A run of records

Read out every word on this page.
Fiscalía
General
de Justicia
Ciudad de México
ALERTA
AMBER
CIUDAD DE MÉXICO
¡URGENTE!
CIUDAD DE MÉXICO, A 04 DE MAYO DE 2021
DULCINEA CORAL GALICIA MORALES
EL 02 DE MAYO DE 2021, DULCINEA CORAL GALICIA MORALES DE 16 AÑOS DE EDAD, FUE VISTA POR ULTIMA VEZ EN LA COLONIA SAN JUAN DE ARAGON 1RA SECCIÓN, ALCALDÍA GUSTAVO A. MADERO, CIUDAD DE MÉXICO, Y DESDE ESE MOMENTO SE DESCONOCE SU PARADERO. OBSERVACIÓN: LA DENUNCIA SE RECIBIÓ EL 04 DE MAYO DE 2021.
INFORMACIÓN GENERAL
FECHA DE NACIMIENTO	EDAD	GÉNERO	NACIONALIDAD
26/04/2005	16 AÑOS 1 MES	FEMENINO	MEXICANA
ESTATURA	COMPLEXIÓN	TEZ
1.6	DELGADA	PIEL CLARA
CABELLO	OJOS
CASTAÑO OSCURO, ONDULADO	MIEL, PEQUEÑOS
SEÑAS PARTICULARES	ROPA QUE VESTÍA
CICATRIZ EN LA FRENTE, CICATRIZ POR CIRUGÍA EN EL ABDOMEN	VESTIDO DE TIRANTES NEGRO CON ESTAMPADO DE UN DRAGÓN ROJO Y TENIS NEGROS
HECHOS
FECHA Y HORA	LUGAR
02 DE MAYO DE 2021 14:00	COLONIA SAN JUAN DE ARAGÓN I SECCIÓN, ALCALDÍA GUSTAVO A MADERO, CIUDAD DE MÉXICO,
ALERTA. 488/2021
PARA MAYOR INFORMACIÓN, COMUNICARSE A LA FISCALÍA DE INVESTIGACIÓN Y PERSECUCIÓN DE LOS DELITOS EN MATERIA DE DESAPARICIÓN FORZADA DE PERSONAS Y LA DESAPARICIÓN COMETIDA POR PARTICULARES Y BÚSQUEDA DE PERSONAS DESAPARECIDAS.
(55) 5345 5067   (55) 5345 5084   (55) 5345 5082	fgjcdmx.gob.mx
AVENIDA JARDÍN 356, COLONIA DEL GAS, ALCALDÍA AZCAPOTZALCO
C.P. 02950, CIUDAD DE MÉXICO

▸ **SET EXERCISE**
Gather all lines with the string "GALICIA" from the data.

▸ **RESULT FOR THIS EXERCISE**
DULCINEA CORAL GALICIA MORALES
EL 02 DE MAYO DE 2021, DULCINEA CORAL GALICIA MORALES DE 16 AÑOS DE EDAD, FUE VISTA POR ULTIMA VEZ EN LA COLONIA SAN JUAN DE ARAGON 1RA SECCIÓN, ALCALDÍA GUSTAVO A. MADERO, CIUDAD DE MÉXICO, Y DESDE ESE MOMENTO SE DESCONOCE SU PARADERO. OBSERVACIÓN: LA DENUNCIA SE RECIBIÓ EL 04 DE MAYO DE 2021.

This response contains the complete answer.